> **What to work on**
Reproduce the listing below character for character; drop every image.

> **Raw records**
---
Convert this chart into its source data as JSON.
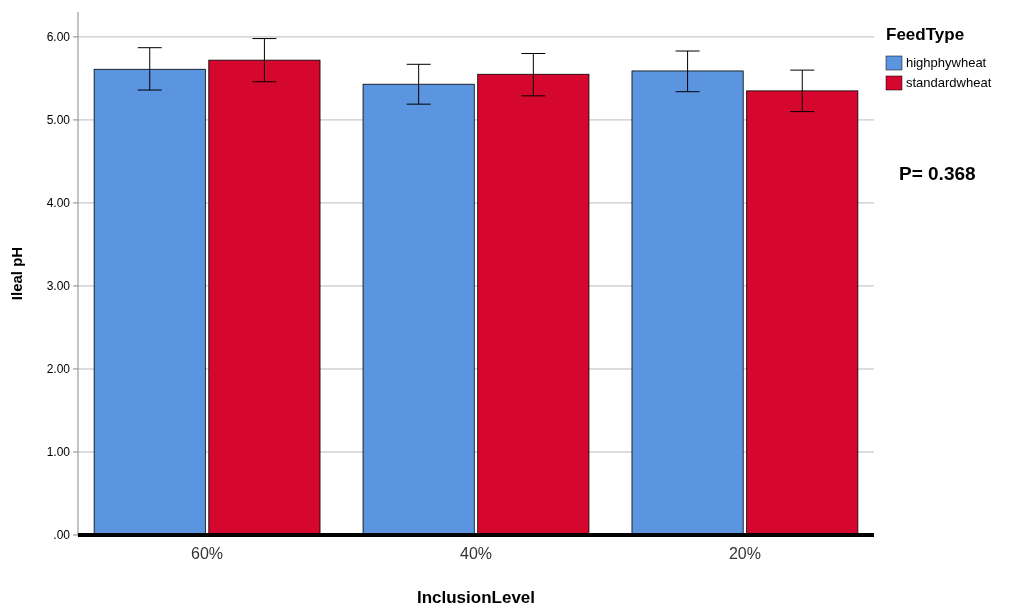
{
  "chart_data": {
    "type": "bar",
    "xlabel": "InclusionLevel",
    "ylabel": "Ileal pH",
    "legend_title": "FeedType",
    "categories": [
      "60%",
      "40%",
      "20%"
    ],
    "series": [
      {
        "name": "highphywheat",
        "color": "#5b95e0",
        "values": [
          5.61,
          5.43,
          5.59
        ],
        "errors": [
          [
            5.36,
            5.87
          ],
          [
            5.19,
            5.67
          ],
          [
            5.34,
            5.83
          ]
        ]
      },
      {
        "name": "standardwheat",
        "color": "#d5072f",
        "values": [
          5.72,
          5.55,
          5.35
        ],
        "errors": [
          [
            5.46,
            5.98
          ],
          [
            5.29,
            5.8
          ],
          [
            5.1,
            5.6
          ]
        ]
      }
    ],
    "ylim": [
      0,
      6.3
    ],
    "yticks": [
      {
        "value": 0,
        "label": ".00"
      },
      {
        "value": 1,
        "label": "1.00"
      },
      {
        "value": 2,
        "label": "2.00"
      },
      {
        "value": 3,
        "label": "3.00"
      },
      {
        "value": 4,
        "label": "4.00"
      },
      {
        "value": 5,
        "label": "5.00"
      },
      {
        "value": 6,
        "label": "6.00"
      }
    ],
    "grid": "y",
    "legend": "top right",
    "annotations": [
      "P= 0.368"
    ]
  }
}
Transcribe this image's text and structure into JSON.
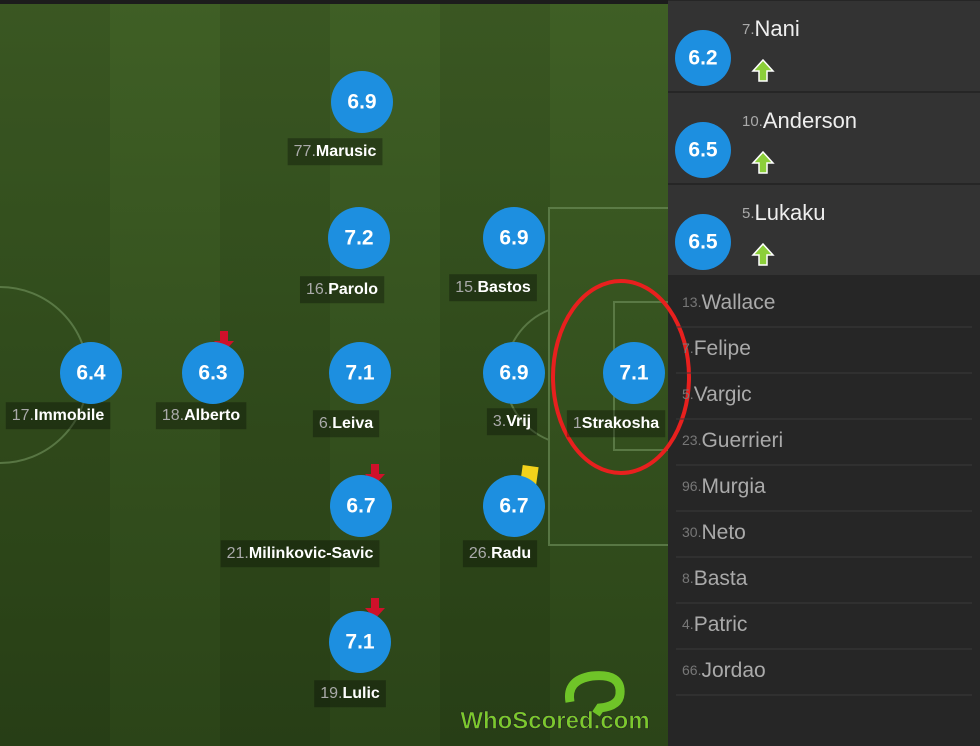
{
  "players": [
    {
      "number": "77.",
      "name": "Marusic",
      "rating": 6.9
    },
    {
      "number": "16.",
      "name": "Parolo",
      "rating": 7.2
    },
    {
      "number": "15.",
      "name": "Bastos",
      "rating": 6.9
    },
    {
      "number": "17.",
      "name": "Immobile",
      "rating": 6.4
    },
    {
      "number": "18.",
      "name": "Alberto",
      "rating": 6.3
    },
    {
      "number": "6.",
      "name": "Leiva",
      "rating": 7.1
    },
    {
      "number": "3.",
      "name": "Vrij",
      "rating": 6.9
    },
    {
      "number": "1",
      "name": "Strakosha",
      "rating": 7.1
    },
    {
      "number": "21.",
      "name": "Milinkovic-Savic",
      "rating": 6.7
    },
    {
      "number": "26.",
      "name": "Radu",
      "rating": 6.7
    },
    {
      "number": "19.",
      "name": "Lulic",
      "rating": 7.1
    }
  ],
  "substitutes_used": [
    {
      "number": "7.",
      "name": "Nani",
      "rating": 6.2
    },
    {
      "number": "10.",
      "name": "Anderson",
      "rating": 6.5
    },
    {
      "number": "5.",
      "name": "Lukaku",
      "rating": 6.5
    }
  ],
  "bench": [
    {
      "number": "13.",
      "name": "Wallace"
    },
    {
      "number": "7.",
      "name": "Felipe"
    },
    {
      "number": "5.",
      "name": "Vargic"
    },
    {
      "number": "23.",
      "name": "Guerrieri"
    },
    {
      "number": "96.",
      "name": "Murgia"
    },
    {
      "number": "30.",
      "name": "Neto"
    },
    {
      "number": "8.",
      "name": "Basta"
    },
    {
      "number": "4.",
      "name": "Patric"
    },
    {
      "number": "66.",
      "name": "Jordao"
    }
  ],
  "watermark": "WhoScored.com"
}
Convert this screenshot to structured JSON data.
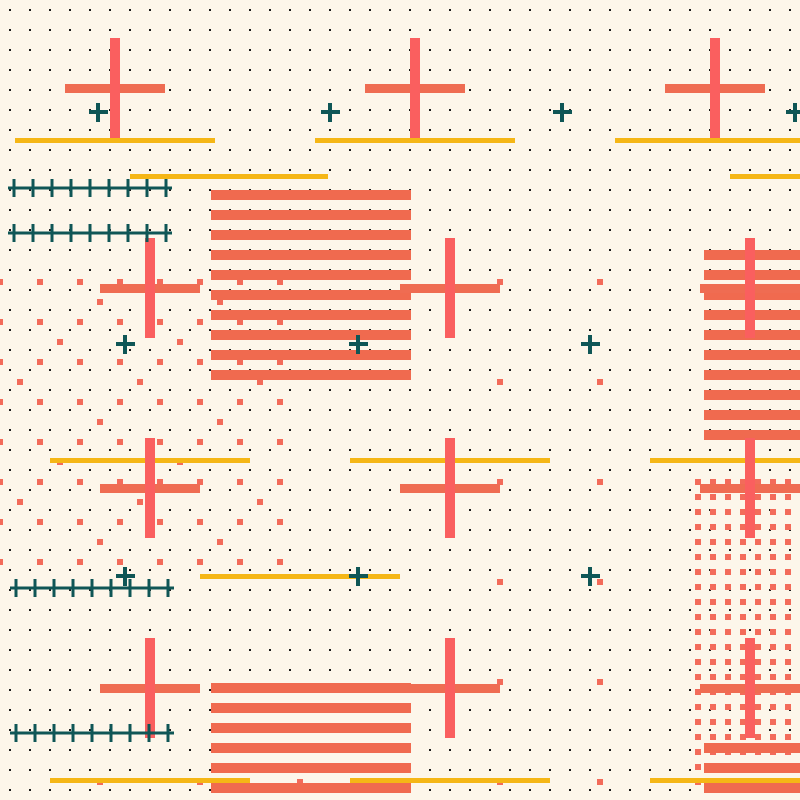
{
  "artwork": {
    "description_free": true,
    "colors": {
      "background": "#fdf6ea",
      "dot": "#1a1a1a",
      "cross_coral": "#fa5f5f",
      "cross_arm": "#ef6c52",
      "stripe": "#f06a4f",
      "line_yellow": "#f5b616",
      "teal": "#0f5656",
      "scatter": "#f36b5a"
    },
    "motifs": [
      "dot-grid",
      "coral-cross",
      "teal-plus",
      "yellow-line",
      "striped-block",
      "teal-plus-chain",
      "square-scatter"
    ]
  }
}
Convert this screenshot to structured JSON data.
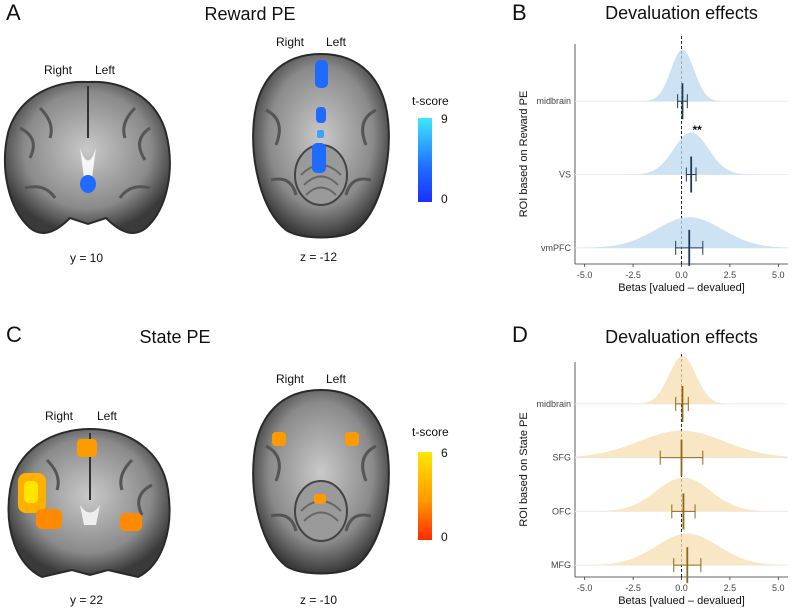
---
> **Task response**
Convert this chart into its source data as JSON.
{
  "chart_data": {
    "type": "bar",
    "xlabel": "InclusionLevel",
    "ylabel": "Ileal pH",
    "legend_title": "FeedType",
    "categories": [
      "60%",
      "40%",
      "20%"
    ],
    "series": [
      {
        "name": "highphywheat",
        "color": "#5b95e0",
        "values": [
          5.61,
          5.43,
          5.59
        ],
        "errors": [
          [
            5.36,
            5.87
          ],
          [
            5.19,
            5.67
          ],
          [
            5.34,
            5.83
          ]
        ]
      },
      {
        "name": "standardwheat",
        "color": "#d5072f",
        "values": [
          5.72,
          5.55,
          5.35
        ],
        "errors": [
          [
            5.46,
            5.98
          ],
          [
            5.29,
            5.8
          ],
          [
            5.1,
            5.6
          ]
        ]
      }
    ],
    "ylim": [
      0,
      6.3
    ],
    "yticks": [
      {
        "value": 0,
        "label": ".00"
      },
      {
        "value": 1,
        "label": "1.00"
      },
      {
        "value": 2,
        "label": "2.00"
      },
      {
        "value": 3,
        "label": "3.00"
      },
      {
        "value": 4,
        "label": "4.00"
      },
      {
        "value": 5,
        "label": "5.00"
      },
      {
        "value": 6,
        "label": "6.00"
      }
    ],
    "grid": "y",
    "legend": "top right",
    "annotations": [
      "P= 0.368"
    ]
  }
}
Transcribe this image's text and structure into JSON.
{
  "players": [
    {
      "number": "77.",
      "name": "Marusic",
      "rating": 6.9
    },
    {
      "number": "16.",
      "name": "Parolo",
      "rating": 7.2
    },
    {
      "number": "15.",
      "name": "Bastos",
      "rating": 6.9
    },
    {
      "number": "17.",
      "name": "Immobile",
      "rating": 6.4
    },
    {
      "number": "18.",
      "name": "Alberto",
      "rating": 6.3
    },
    {
      "number": "6.",
      "name": "Leiva",
      "rating": 7.1
    },
    {
      "number": "3.",
      "name": "Vrij",
      "rating": 6.9
    },
    {
      "number": "1",
      "name": "Strakosha",
      "rating": 7.1
    },
    {
      "number": "21.",
      "name": "Milinkovic-Savic",
      "rating": 6.7
    },
    {
      "number": "26.",
      "name": "Radu",
      "rating": 6.7
    },
    {
      "number": "19.",
      "name": "Lulic",
      "rating": 7.1
    }
  ],
  "substitutes_used": [
    {
      "number": "7.",
      "name": "Nani",
      "rating": 6.2
    },
    {
      "number": "10.",
      "name": "Anderson",
      "rating": 6.5
    },
    {
      "number": "5.",
      "name": "Lukaku",
      "rating": 6.5
    }
  ],
  "bench": [
    {
      "number": "13.",
      "name": "Wallace"
    },
    {
      "number": "7.",
      "name": "Felipe"
    },
    {
      "number": "5.",
      "name": "Vargic"
    },
    {
      "number": "23.",
      "name": "Guerrieri"
    },
    {
      "number": "96.",
      "name": "Murgia"
    },
    {
      "number": "30.",
      "name": "Neto"
    },
    {
      "number": "8.",
      "name": "Basta"
    },
    {
      "number": "4.",
      "name": "Patric"
    },
    {
      "number": "66.",
      "name": "Jordao"
    }
  ],
  "watermark": "WhoScored.com"
}
Convert this screenshot to structured JSON data.
{
  "artwork": {
    "description_free": true,
    "colors": {
      "background": "#fdf6ea",
      "dot": "#1a1a1a",
      "cross_coral": "#fa5f5f",
      "cross_arm": "#ef6c52",
      "stripe": "#f06a4f",
      "line_yellow": "#f5b616",
      "teal": "#0f5656",
      "scatter": "#f36b5a"
    },
    "motifs": [
      "dot-grid",
      "coral-cross",
      "teal-plus",
      "yellow-line",
      "striped-block",
      "teal-plus-chain",
      "square-scatter"
    ]
  }
}
Convert this screenshot to structured JSON data.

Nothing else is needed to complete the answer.